* [EXERCISE DIRECTIONS] Return only the number of lines that hold "варианта".

* [Lines of data]
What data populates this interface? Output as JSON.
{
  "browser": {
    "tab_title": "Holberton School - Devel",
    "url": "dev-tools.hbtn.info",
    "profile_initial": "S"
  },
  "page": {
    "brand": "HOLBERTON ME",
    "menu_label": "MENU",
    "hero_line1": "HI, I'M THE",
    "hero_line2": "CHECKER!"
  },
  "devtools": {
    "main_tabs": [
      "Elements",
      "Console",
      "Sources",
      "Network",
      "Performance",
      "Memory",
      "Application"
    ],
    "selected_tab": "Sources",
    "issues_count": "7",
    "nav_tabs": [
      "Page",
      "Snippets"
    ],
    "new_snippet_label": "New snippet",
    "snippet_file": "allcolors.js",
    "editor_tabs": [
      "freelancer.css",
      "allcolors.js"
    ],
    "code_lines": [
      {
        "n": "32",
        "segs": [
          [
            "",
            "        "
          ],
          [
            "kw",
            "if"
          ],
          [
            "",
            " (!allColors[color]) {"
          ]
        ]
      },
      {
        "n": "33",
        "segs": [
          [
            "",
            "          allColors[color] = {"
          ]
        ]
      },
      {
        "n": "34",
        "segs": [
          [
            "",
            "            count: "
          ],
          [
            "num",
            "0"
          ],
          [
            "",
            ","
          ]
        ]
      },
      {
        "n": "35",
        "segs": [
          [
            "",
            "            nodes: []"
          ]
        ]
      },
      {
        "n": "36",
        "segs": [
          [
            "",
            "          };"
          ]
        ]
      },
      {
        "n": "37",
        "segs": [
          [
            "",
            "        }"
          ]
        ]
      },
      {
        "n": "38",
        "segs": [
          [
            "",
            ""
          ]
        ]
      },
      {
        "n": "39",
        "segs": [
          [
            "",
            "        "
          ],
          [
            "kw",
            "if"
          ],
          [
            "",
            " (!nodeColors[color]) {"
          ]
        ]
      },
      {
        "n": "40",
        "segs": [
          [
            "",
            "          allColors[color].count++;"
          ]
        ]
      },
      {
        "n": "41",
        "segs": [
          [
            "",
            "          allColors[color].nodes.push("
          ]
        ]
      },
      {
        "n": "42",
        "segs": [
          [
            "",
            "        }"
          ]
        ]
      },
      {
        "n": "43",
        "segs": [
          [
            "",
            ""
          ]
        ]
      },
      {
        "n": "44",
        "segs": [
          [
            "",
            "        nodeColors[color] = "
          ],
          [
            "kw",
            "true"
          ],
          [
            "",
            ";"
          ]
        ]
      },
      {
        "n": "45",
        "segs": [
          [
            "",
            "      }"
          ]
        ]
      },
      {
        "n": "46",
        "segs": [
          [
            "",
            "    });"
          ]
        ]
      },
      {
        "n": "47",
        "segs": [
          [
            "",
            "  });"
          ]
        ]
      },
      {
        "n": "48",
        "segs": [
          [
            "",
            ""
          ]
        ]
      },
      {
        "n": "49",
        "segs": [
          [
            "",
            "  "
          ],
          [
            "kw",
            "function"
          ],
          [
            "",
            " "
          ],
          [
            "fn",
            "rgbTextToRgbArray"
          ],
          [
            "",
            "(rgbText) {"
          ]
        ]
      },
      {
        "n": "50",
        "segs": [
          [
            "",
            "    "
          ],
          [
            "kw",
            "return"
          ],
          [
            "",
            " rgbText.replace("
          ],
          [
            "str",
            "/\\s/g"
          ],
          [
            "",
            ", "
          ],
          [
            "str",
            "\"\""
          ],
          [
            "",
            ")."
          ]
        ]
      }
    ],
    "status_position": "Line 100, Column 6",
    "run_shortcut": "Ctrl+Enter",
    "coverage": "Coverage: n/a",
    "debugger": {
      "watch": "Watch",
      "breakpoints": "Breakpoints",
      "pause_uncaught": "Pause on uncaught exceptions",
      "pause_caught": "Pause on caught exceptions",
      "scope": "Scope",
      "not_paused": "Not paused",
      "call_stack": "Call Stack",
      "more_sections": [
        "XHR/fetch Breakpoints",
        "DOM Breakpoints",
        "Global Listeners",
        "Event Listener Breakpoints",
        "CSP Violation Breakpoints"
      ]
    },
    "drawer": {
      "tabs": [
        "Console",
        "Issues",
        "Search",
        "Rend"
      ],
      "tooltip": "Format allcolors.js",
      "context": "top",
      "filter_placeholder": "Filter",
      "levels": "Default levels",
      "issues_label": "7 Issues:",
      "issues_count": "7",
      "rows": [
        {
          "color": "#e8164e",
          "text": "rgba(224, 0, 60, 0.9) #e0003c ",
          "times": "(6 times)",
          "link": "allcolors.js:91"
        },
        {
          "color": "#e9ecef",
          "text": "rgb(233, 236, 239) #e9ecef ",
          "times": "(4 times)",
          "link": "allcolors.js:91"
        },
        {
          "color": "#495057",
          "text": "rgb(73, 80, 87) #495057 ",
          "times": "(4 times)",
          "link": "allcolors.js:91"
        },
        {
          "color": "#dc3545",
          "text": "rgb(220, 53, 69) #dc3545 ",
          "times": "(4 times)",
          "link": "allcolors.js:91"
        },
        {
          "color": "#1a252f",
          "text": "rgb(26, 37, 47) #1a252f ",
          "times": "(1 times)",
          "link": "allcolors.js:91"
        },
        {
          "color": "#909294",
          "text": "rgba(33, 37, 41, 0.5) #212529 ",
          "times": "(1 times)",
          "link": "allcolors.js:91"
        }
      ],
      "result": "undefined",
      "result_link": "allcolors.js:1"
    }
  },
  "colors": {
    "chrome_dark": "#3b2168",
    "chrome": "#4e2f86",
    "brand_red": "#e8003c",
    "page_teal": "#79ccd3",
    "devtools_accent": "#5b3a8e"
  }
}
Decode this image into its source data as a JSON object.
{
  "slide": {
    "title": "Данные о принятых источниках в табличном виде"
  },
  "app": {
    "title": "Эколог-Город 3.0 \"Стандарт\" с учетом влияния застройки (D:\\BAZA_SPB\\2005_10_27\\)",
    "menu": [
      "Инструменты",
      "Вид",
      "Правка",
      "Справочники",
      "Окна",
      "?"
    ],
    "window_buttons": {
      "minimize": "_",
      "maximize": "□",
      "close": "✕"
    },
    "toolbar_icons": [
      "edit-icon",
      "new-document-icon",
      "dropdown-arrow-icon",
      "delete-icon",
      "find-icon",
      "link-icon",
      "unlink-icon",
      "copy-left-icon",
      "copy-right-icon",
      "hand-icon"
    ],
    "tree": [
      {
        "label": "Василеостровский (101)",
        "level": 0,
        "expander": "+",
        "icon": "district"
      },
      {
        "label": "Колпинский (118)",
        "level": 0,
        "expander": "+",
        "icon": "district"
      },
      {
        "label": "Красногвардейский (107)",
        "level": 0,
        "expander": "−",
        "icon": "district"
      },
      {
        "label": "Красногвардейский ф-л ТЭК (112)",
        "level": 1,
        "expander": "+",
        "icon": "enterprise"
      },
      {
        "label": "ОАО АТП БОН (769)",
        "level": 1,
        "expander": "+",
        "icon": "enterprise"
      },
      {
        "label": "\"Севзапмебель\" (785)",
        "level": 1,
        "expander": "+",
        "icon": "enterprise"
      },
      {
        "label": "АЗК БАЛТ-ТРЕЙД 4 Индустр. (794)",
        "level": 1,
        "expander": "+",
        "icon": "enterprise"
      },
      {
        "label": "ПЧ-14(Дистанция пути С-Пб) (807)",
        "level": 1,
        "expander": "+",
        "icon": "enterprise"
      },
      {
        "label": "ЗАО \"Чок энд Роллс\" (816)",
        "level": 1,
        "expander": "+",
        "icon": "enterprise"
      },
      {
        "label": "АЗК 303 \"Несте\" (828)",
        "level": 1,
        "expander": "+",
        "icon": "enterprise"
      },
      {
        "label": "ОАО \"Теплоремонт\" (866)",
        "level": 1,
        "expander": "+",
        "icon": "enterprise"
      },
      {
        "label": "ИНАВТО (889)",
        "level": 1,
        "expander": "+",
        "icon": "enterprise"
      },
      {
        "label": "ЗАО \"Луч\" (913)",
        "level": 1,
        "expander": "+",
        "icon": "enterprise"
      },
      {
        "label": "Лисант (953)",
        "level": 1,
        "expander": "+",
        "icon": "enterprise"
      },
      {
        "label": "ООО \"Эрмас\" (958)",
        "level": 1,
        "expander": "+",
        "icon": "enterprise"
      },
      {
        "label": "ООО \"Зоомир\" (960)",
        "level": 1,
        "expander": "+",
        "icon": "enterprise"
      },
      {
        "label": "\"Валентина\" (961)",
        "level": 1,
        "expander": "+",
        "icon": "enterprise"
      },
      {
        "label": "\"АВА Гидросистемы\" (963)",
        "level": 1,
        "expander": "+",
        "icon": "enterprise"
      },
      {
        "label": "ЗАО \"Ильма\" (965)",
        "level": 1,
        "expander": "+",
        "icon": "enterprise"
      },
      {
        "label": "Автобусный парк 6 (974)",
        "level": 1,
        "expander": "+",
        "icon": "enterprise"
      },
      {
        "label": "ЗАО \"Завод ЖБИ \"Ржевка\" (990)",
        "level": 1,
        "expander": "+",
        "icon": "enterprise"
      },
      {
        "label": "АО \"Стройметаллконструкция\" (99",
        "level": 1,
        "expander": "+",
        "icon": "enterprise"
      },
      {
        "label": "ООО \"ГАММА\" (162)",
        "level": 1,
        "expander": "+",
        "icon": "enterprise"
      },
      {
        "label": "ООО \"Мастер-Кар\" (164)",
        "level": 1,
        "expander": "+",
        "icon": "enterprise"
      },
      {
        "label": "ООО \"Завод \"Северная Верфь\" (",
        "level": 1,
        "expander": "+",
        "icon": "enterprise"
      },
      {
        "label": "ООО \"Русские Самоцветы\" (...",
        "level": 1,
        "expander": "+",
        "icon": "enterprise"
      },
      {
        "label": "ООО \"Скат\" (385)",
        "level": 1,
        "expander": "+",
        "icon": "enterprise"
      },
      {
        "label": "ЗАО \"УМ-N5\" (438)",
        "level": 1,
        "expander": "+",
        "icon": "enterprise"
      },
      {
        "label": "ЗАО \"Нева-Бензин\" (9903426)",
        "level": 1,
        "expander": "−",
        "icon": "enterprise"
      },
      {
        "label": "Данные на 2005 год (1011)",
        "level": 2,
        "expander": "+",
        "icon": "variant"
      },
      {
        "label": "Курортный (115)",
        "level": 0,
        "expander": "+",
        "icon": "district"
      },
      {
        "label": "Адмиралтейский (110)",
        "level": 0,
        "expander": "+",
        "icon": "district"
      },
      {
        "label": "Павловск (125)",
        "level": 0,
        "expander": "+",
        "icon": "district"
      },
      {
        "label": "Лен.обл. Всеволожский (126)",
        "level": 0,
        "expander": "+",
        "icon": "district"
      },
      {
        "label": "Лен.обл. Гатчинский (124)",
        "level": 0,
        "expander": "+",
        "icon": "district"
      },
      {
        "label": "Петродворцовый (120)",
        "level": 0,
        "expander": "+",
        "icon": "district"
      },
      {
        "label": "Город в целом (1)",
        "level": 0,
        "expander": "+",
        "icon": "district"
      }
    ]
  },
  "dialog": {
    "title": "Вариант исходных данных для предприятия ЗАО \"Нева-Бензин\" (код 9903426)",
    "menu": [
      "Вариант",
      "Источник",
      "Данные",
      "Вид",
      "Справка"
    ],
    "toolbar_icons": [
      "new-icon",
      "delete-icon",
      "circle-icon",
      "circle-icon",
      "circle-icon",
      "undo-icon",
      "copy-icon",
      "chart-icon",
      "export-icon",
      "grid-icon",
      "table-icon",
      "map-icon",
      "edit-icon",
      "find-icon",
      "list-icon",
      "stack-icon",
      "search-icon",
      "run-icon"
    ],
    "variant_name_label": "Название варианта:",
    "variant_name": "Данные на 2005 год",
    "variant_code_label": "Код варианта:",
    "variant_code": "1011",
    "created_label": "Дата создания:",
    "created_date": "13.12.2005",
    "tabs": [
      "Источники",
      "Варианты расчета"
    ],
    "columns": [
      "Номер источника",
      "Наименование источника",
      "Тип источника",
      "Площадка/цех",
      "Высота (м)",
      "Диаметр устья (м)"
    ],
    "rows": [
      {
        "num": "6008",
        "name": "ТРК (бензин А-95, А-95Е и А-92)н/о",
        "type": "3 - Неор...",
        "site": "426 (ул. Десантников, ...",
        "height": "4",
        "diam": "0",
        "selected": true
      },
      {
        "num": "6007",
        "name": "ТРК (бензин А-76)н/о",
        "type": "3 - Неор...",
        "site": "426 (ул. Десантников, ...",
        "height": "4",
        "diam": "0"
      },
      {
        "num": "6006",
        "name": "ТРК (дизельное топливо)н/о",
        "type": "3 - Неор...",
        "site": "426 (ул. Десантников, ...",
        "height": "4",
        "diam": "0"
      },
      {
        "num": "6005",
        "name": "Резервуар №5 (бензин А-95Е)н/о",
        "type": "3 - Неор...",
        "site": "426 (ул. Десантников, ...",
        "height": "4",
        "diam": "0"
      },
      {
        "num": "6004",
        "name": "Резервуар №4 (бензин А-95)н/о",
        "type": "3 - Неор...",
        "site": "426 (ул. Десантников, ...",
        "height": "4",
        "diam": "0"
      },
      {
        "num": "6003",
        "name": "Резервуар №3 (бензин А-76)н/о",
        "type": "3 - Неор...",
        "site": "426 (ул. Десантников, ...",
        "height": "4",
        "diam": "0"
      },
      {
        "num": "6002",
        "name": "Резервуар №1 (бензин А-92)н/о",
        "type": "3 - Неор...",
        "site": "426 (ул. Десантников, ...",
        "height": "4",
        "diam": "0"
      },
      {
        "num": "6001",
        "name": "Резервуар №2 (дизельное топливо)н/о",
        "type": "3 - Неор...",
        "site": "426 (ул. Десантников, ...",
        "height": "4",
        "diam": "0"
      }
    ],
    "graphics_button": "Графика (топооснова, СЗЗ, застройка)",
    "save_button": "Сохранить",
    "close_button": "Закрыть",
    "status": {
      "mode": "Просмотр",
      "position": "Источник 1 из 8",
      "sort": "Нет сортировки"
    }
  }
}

* [PROBLEM SOLUTION] 2